Output each entry below as it stands, leaving out every picture.

### Provided data
***
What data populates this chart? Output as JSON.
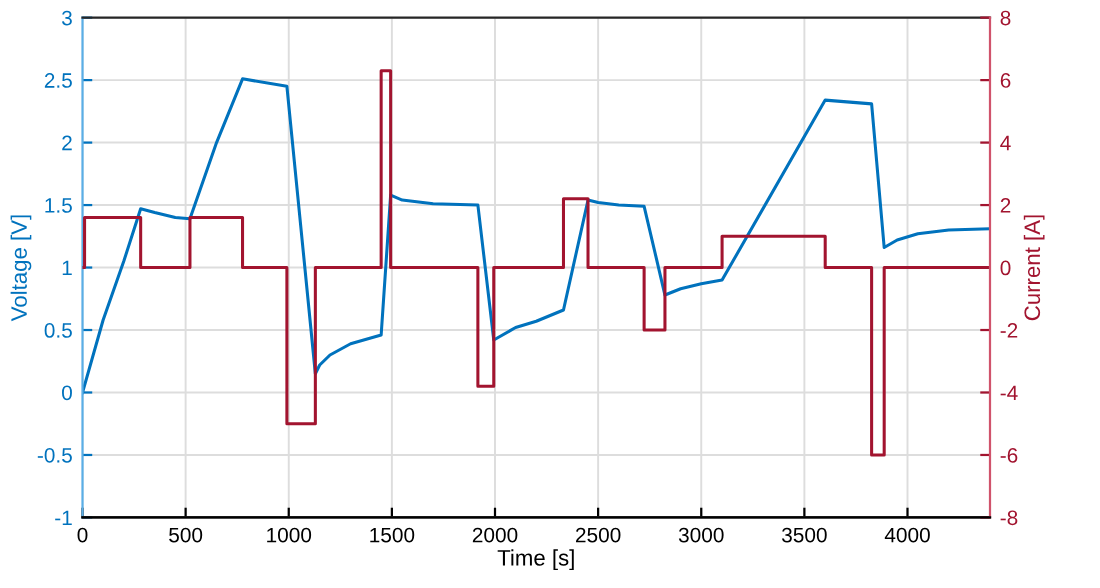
{
  "chart_data": {
    "type": "line",
    "xlabel": "Time [s]",
    "ylabel": "Voltage [V]",
    "y2label": "Current [A]",
    "xlim": [
      0,
      4400
    ],
    "xticks": [
      0,
      500,
      1000,
      1500,
      2000,
      2500,
      3000,
      3500,
      4000
    ],
    "ylim": [
      -1,
      3
    ],
    "yticks": [
      -1,
      -0.5,
      0,
      0.5,
      1,
      1.5,
      2,
      2.5,
      3
    ],
    "y2lim": [
      -8,
      8
    ],
    "y2ticks": [
      -8,
      -6,
      -4,
      -2,
      0,
      2,
      4,
      6,
      8
    ],
    "grid": true,
    "series": [
      {
        "color": "#0072bd",
        "x": [
          0,
          100,
          200,
          282,
          350,
          450,
          521,
          650,
          776,
          991,
          1129,
          1150,
          1200,
          1300,
          1448,
          1494,
          1550,
          1600,
          1700,
          1917,
          1994,
          2100,
          2200,
          2332,
          2451,
          2500,
          2600,
          2723,
          2824,
          2900,
          3000,
          3101,
          3601,
          3826,
          3887,
          3950,
          4050,
          4200,
          4400
        ],
        "values": [
          0,
          0.58,
          1.05,
          1.47,
          1.44,
          1.4,
          1.39,
          2.0,
          2.51,
          2.45,
          0.15,
          0.22,
          0.3,
          0.39,
          0.46,
          1.58,
          1.54,
          1.53,
          1.51,
          1.5,
          0.42,
          0.52,
          0.57,
          0.66,
          1.54,
          1.52,
          1.5,
          1.49,
          0.78,
          0.83,
          0.87,
          0.9,
          2.34,
          2.31,
          1.16,
          1.22,
          1.27,
          1.3,
          1.31
        ]
      },
      {
        "type": "step",
        "axis": "y2",
        "color": "#a2142f",
        "x": [
          0,
          10,
          282,
          521,
          776,
          991,
          1129,
          1448,
          1494,
          1917,
          1994,
          2332,
          2451,
          2723,
          2824,
          3101,
          3601,
          3826,
          3887,
          4400
        ],
        "values": [
          0,
          1.6,
          0,
          1.6,
          0,
          -5,
          0,
          6.3,
          0,
          -3.8,
          0,
          2.2,
          0,
          -2,
          0,
          1,
          0,
          -6,
          0,
          0
        ]
      }
    ]
  }
}
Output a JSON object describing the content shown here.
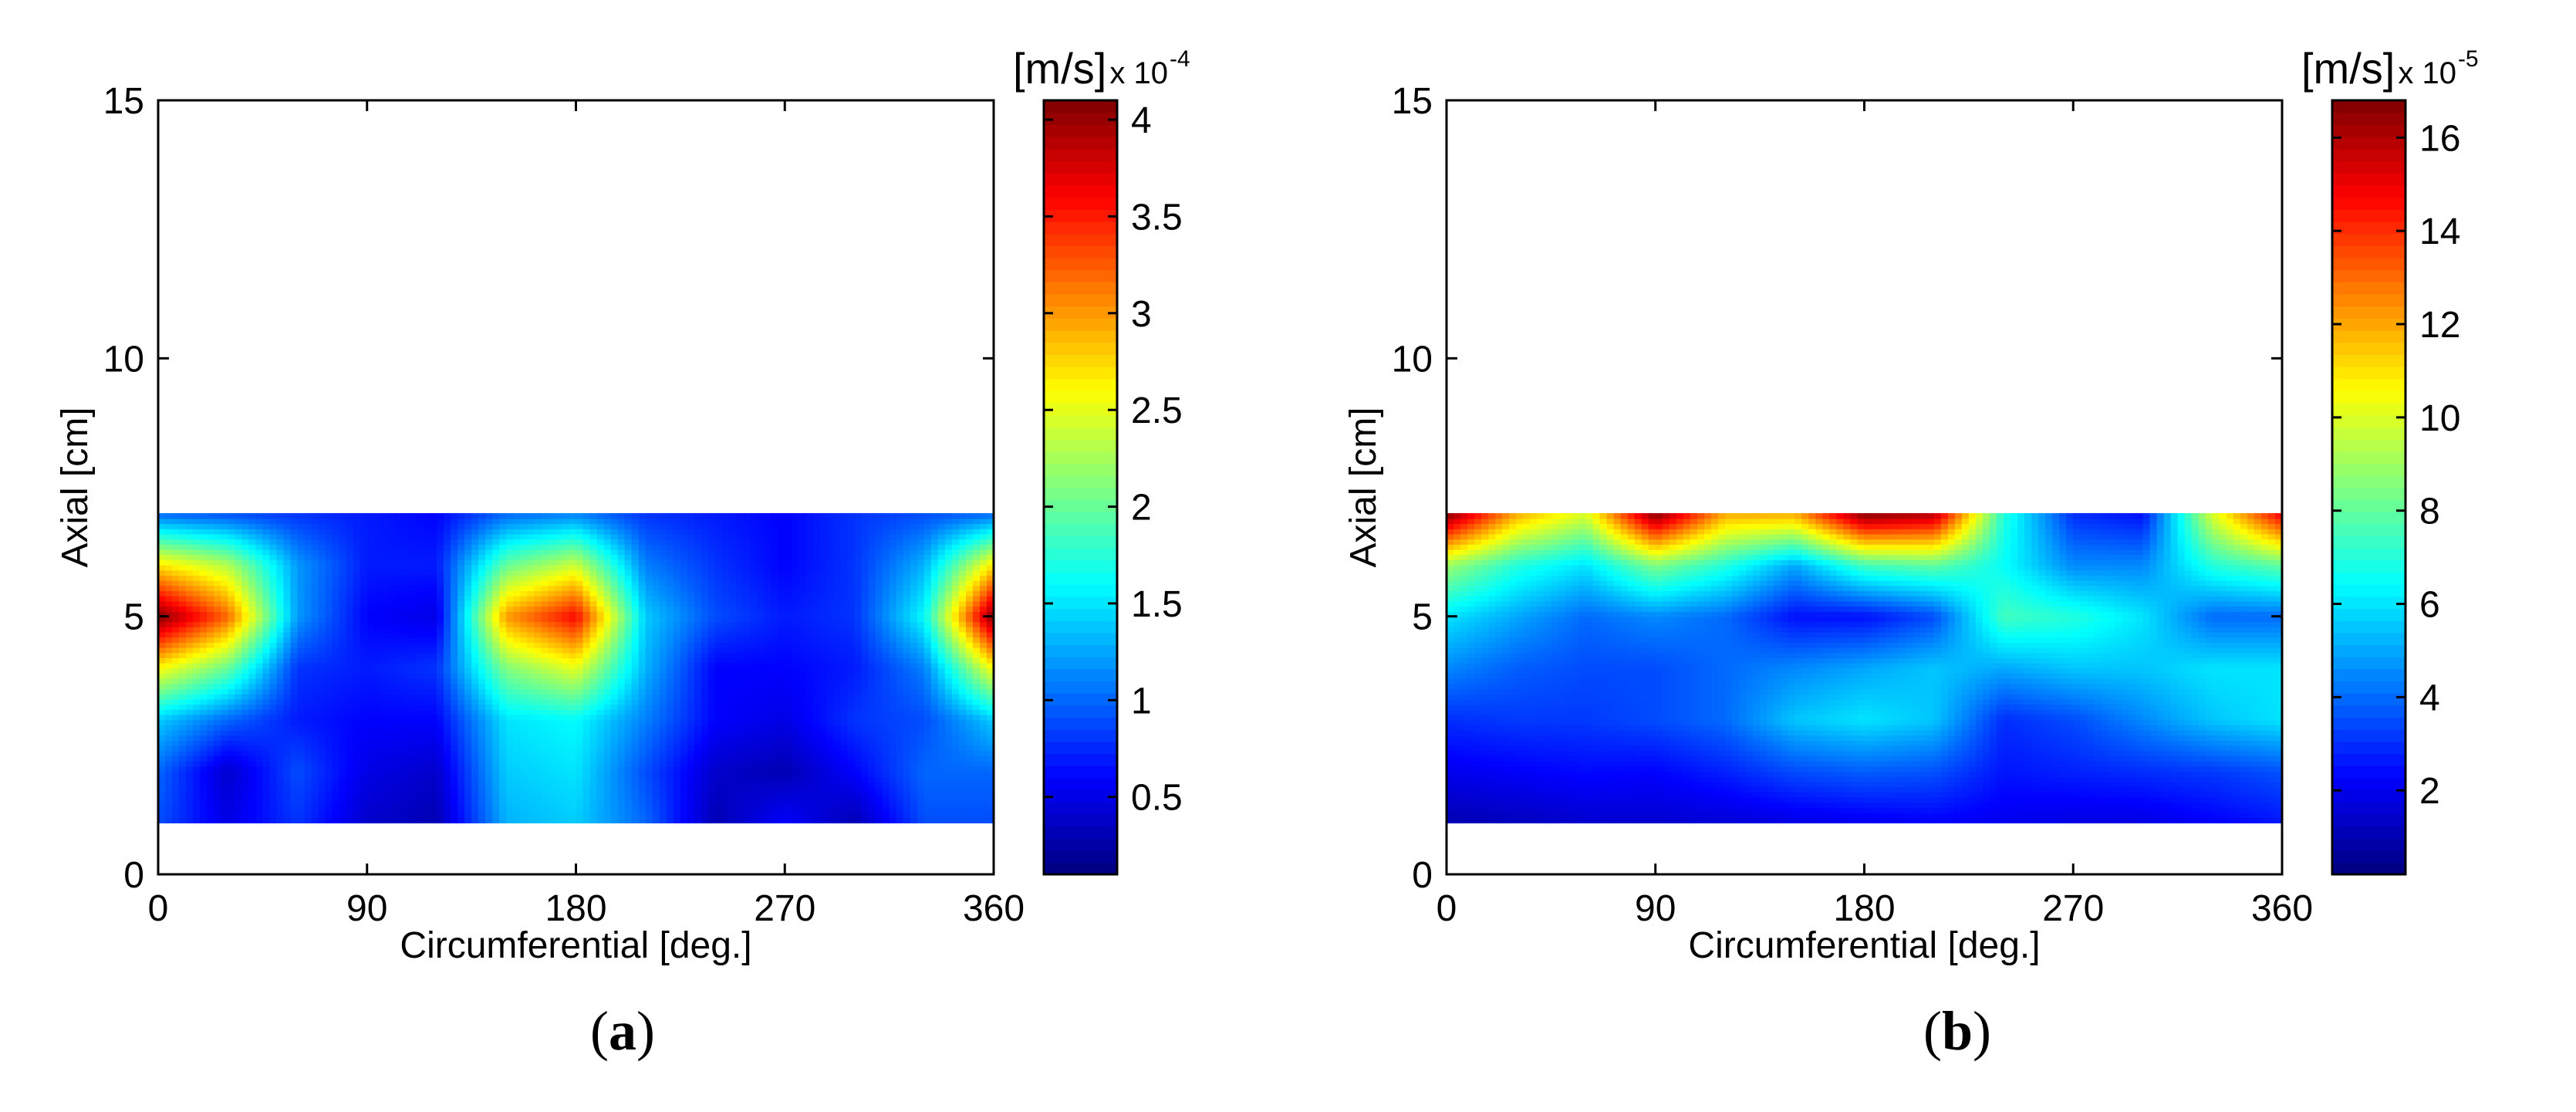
{
  "chart_data": [
    {
      "type": "heatmap",
      "panel_label": "a",
      "xlabel": "Circumferential [deg.]",
      "ylabel": "Axial [cm]",
      "xlim": [
        0,
        360
      ],
      "ylim": [
        0,
        15
      ],
      "xticks": [
        0,
        90,
        180,
        270,
        360
      ],
      "yticks": [
        0,
        5,
        10,
        15
      ],
      "data_extent": {
        "x": [
          0,
          360
        ],
        "y": [
          1,
          7
        ]
      },
      "colormap": "jet",
      "colorbar": {
        "unit": "[m/s]",
        "multiplier_base": "x 10",
        "multiplier_exponent": "-4",
        "range": [
          0.1,
          4.1
        ],
        "ticks": [
          0.5,
          1,
          1.5,
          2,
          2.5,
          3,
          3.5,
          4
        ],
        "tick_labels": [
          "0.5",
          "1",
          "1.5",
          "2",
          "2.5",
          "3",
          "3.5",
          "4"
        ]
      },
      "grid_x": [
        0,
        30,
        60,
        90,
        120,
        150,
        180,
        210,
        240,
        270,
        300,
        330,
        360
      ],
      "grid_y": [
        1,
        2,
        3,
        4,
        5,
        6,
        7
      ],
      "values": [
        [
          0.9,
          0.5,
          0.8,
          0.4,
          0.3,
          1.3,
          1.4,
          1.0,
          0.3,
          0.6,
          0.3,
          0.9,
          0.9
        ],
        [
          1.0,
          0.4,
          0.9,
          0.5,
          0.4,
          1.4,
          1.5,
          0.9,
          0.4,
          0.3,
          0.6,
          1.0,
          1.0
        ],
        [
          1.4,
          1.0,
          0.7,
          0.6,
          0.6,
          1.5,
          1.6,
          1.1,
          0.6,
          0.5,
          0.8,
          0.9,
          1.4
        ],
        [
          2.6,
          2.0,
          0.8,
          0.7,
          0.8,
          2.1,
          2.5,
          1.3,
          0.6,
          0.6,
          0.7,
          1.1,
          2.6
        ],
        [
          4.1,
          3.2,
          1.2,
          0.6,
          0.5,
          3.0,
          3.6,
          1.4,
          0.9,
          0.7,
          0.8,
          1.6,
          4.1
        ],
        [
          2.7,
          2.3,
          1.2,
          0.7,
          0.7,
          2.0,
          2.4,
          1.1,
          0.8,
          0.6,
          0.8,
          1.3,
          2.7
        ],
        [
          1.0,
          0.9,
          0.8,
          0.7,
          0.6,
          1.0,
          1.1,
          0.8,
          0.7,
          0.6,
          0.8,
          0.9,
          1.0
        ]
      ]
    },
    {
      "type": "heatmap",
      "panel_label": "b",
      "xlabel": "Circumferential [deg.]",
      "ylabel": "Axial [cm]",
      "xlim": [
        0,
        360
      ],
      "ylim": [
        0,
        15
      ],
      "xticks": [
        0,
        90,
        180,
        270,
        360
      ],
      "yticks": [
        0,
        5,
        10,
        15
      ],
      "data_extent": {
        "x": [
          0,
          360
        ],
        "y": [
          1,
          7
        ]
      },
      "colormap": "jet",
      "colorbar": {
        "unit": "[m/s]",
        "multiplier_base": "x 10",
        "multiplier_exponent": "-5",
        "range": [
          0.2,
          16.8
        ],
        "ticks": [
          2,
          4,
          6,
          8,
          10,
          12,
          14,
          16
        ],
        "tick_labels": [
          "2",
          "4",
          "6",
          "8",
          "10",
          "12",
          "14",
          "16"
        ]
      },
      "grid_x": [
        0,
        30,
        60,
        90,
        120,
        150,
        180,
        210,
        240,
        270,
        300,
        330,
        360
      ],
      "grid_y": [
        1,
        2,
        3,
        4,
        5,
        6,
        7
      ],
      "values": [
        [
          1.0,
          1.2,
          1.5,
          1.5,
          1.6,
          1.8,
          2.0,
          2.2,
          2.0,
          1.8,
          1.8,
          2.2,
          2.6
        ],
        [
          2.0,
          2.2,
          2.4,
          2.3,
          2.8,
          3.5,
          3.8,
          3.6,
          2.6,
          2.8,
          3.0,
          3.2,
          3.6
        ],
        [
          3.0,
          3.2,
          3.2,
          3.5,
          4.0,
          5.5,
          6.0,
          5.5,
          3.0,
          3.5,
          4.5,
          5.5,
          6.0
        ],
        [
          4.5,
          3.8,
          3.5,
          3.5,
          4.0,
          4.5,
          5.0,
          5.5,
          5.0,
          5.5,
          5.5,
          6.0,
          6.0
        ],
        [
          6.0,
          5.0,
          4.0,
          4.5,
          4.0,
          2.5,
          2.5,
          3.5,
          7.5,
          7.0,
          6.0,
          4.0,
          4.0
        ],
        [
          9.0,
          7.0,
          6.0,
          8.5,
          7.0,
          5.0,
          7.5,
          8.0,
          6.5,
          4.5,
          4.5,
          7.0,
          8.0
        ],
        [
          16.8,
          12.0,
          10.0,
          16.8,
          12.0,
          12.0,
          16.8,
          16.0,
          7.0,
          3.0,
          2.5,
          10.0,
          15.0
        ]
      ]
    }
  ]
}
***
### Task output
What data populates this chart? Output as JSON.
{
  "chart_data": {
    "type": "line",
    "xlabel": "Time [s]",
    "ylabel": "Voltage [V]",
    "y2label": "Current [A]",
    "xlim": [
      0,
      4400
    ],
    "xticks": [
      0,
      500,
      1000,
      1500,
      2000,
      2500,
      3000,
      3500,
      4000
    ],
    "ylim": [
      -1,
      3
    ],
    "yticks": [
      -1,
      -0.5,
      0,
      0.5,
      1,
      1.5,
      2,
      2.5,
      3
    ],
    "y2lim": [
      -8,
      8
    ],
    "y2ticks": [
      -8,
      -6,
      -4,
      -2,
      0,
      2,
      4,
      6,
      8
    ],
    "grid": true,
    "series": [
      {
        "color": "#0072bd",
        "x": [
          0,
          100,
          200,
          282,
          350,
          450,
          521,
          650,
          776,
          991,
          1129,
          1150,
          1200,
          1300,
          1448,
          1494,
          1550,
          1600,
          1700,
          1917,
          1994,
          2100,
          2200,
          2332,
          2451,
          2500,
          2600,
          2723,
          2824,
          2900,
          3000,
          3101,
          3601,
          3826,
          3887,
          3950,
          4050,
          4200,
          4400
        ],
        "values": [
          0,
          0.58,
          1.05,
          1.47,
          1.44,
          1.4,
          1.39,
          2.0,
          2.51,
          2.45,
          0.15,
          0.22,
          0.3,
          0.39,
          0.46,
          1.58,
          1.54,
          1.53,
          1.51,
          1.5,
          0.42,
          0.52,
          0.57,
          0.66,
          1.54,
          1.52,
          1.5,
          1.49,
          0.78,
          0.83,
          0.87,
          0.9,
          2.34,
          2.31,
          1.16,
          1.22,
          1.27,
          1.3,
          1.31
        ]
      },
      {
        "type": "step",
        "axis": "y2",
        "color": "#a2142f",
        "x": [
          0,
          10,
          282,
          521,
          776,
          991,
          1129,
          1448,
          1494,
          1917,
          1994,
          2332,
          2451,
          2723,
          2824,
          3101,
          3601,
          3826,
          3887,
          4400
        ],
        "values": [
          0,
          1.6,
          0,
          1.6,
          0,
          -5,
          0,
          6.3,
          0,
          -3.8,
          0,
          2.2,
          0,
          -2,
          0,
          1,
          0,
          -6,
          0,
          0
        ]
      }
    ]
  }
}
Output a JSON object describing the content shown here.
{
  "chart_data": [
    {
      "type": "heatmap",
      "panel_label": "a",
      "xlabel": "Circumferential [deg.]",
      "ylabel": "Axial [cm]",
      "xlim": [
        0,
        360
      ],
      "ylim": [
        0,
        15
      ],
      "xticks": [
        0,
        90,
        180,
        270,
        360
      ],
      "yticks": [
        0,
        5,
        10,
        15
      ],
      "data_extent": {
        "x": [
          0,
          360
        ],
        "y": [
          1,
          7
        ]
      },
      "colormap": "jet",
      "colorbar": {
        "unit": "[m/s]",
        "multiplier_base": "x 10",
        "multiplier_exponent": "-4",
        "range": [
          0.1,
          4.1
        ],
        "ticks": [
          0.5,
          1,
          1.5,
          2,
          2.5,
          3,
          3.5,
          4
        ],
        "tick_labels": [
          "0.5",
          "1",
          "1.5",
          "2",
          "2.5",
          "3",
          "3.5",
          "4"
        ]
      },
      "grid_x": [
        0,
        30,
        60,
        90,
        120,
        150,
        180,
        210,
        240,
        270,
        300,
        330,
        360
      ],
      "grid_y": [
        1,
        2,
        3,
        4,
        5,
        6,
        7
      ],
      "values": [
        [
          0.9,
          0.5,
          0.8,
          0.4,
          0.3,
          1.3,
          1.4,
          1.0,
          0.3,
          0.6,
          0.3,
          0.9,
          0.9
        ],
        [
          1.0,
          0.4,
          0.9,
          0.5,
          0.4,
          1.4,
          1.5,
          0.9,
          0.4,
          0.3,
          0.6,
          1.0,
          1.0
        ],
        [
          1.4,
          1.0,
          0.7,
          0.6,
          0.6,
          1.5,
          1.6,
          1.1,
          0.6,
          0.5,
          0.8,
          0.9,
          1.4
        ],
        [
          2.6,
          2.0,
          0.8,
          0.7,
          0.8,
          2.1,
          2.5,
          1.3,
          0.6,
          0.6,
          0.7,
          1.1,
          2.6
        ],
        [
          4.1,
          3.2,
          1.2,
          0.6,
          0.5,
          3.0,
          3.6,
          1.4,
          0.9,
          0.7,
          0.8,
          1.6,
          4.1
        ],
        [
          2.7,
          2.3,
          1.2,
          0.7,
          0.7,
          2.0,
          2.4,
          1.1,
          0.8,
          0.6,
          0.8,
          1.3,
          2.7
        ],
        [
          1.0,
          0.9,
          0.8,
          0.7,
          0.6,
          1.0,
          1.1,
          0.8,
          0.7,
          0.6,
          0.8,
          0.9,
          1.0
        ]
      ]
    },
    {
      "type": "heatmap",
      "panel_label": "b",
      "xlabel": "Circumferential [deg.]",
      "ylabel": "Axial [cm]",
      "xlim": [
        0,
        360
      ],
      "ylim": [
        0,
        15
      ],
      "xticks": [
        0,
        90,
        180,
        270,
        360
      ],
      "yticks": [
        0,
        5,
        10,
        15
      ],
      "data_extent": {
        "x": [
          0,
          360
        ],
        "y": [
          1,
          7
        ]
      },
      "colormap": "jet",
      "colorbar": {
        "unit": "[m/s]",
        "multiplier_base": "x 10",
        "multiplier_exponent": "-5",
        "range": [
          0.2,
          16.8
        ],
        "ticks": [
          2,
          4,
          6,
          8,
          10,
          12,
          14,
          16
        ],
        "tick_labels": [
          "2",
          "4",
          "6",
          "8",
          "10",
          "12",
          "14",
          "16"
        ]
      },
      "grid_x": [
        0,
        30,
        60,
        90,
        120,
        150,
        180,
        210,
        240,
        270,
        300,
        330,
        360
      ],
      "grid_y": [
        1,
        2,
        3,
        4,
        5,
        6,
        7
      ],
      "values": [
        [
          1.0,
          1.2,
          1.5,
          1.5,
          1.6,
          1.8,
          2.0,
          2.2,
          2.0,
          1.8,
          1.8,
          2.2,
          2.6
        ],
        [
          2.0,
          2.2,
          2.4,
          2.3,
          2.8,
          3.5,
          3.8,
          3.6,
          2.6,
          2.8,
          3.0,
          3.2,
          3.6
        ],
        [
          3.0,
          3.2,
          3.2,
          3.5,
          4.0,
          5.5,
          6.0,
          5.5,
          3.0,
          3.5,
          4.5,
          5.5,
          6.0
        ],
        [
          4.5,
          3.8,
          3.5,
          3.5,
          4.0,
          4.5,
          5.0,
          5.5,
          5.0,
          5.5,
          5.5,
          6.0,
          6.0
        ],
        [
          6.0,
          5.0,
          4.0,
          4.5,
          4.0,
          2.5,
          2.5,
          3.5,
          7.5,
          7.0,
          6.0,
          4.0,
          4.0
        ],
        [
          9.0,
          7.0,
          6.0,
          8.5,
          7.0,
          5.0,
          7.5,
          8.0,
          6.5,
          4.5,
          4.5,
          7.0,
          8.0
        ],
        [
          16.8,
          12.0,
          10.0,
          16.8,
          12.0,
          12.0,
          16.8,
          16.0,
          7.0,
          3.0,
          2.5,
          10.0,
          15.0
        ]
      ]
    }
  ]
}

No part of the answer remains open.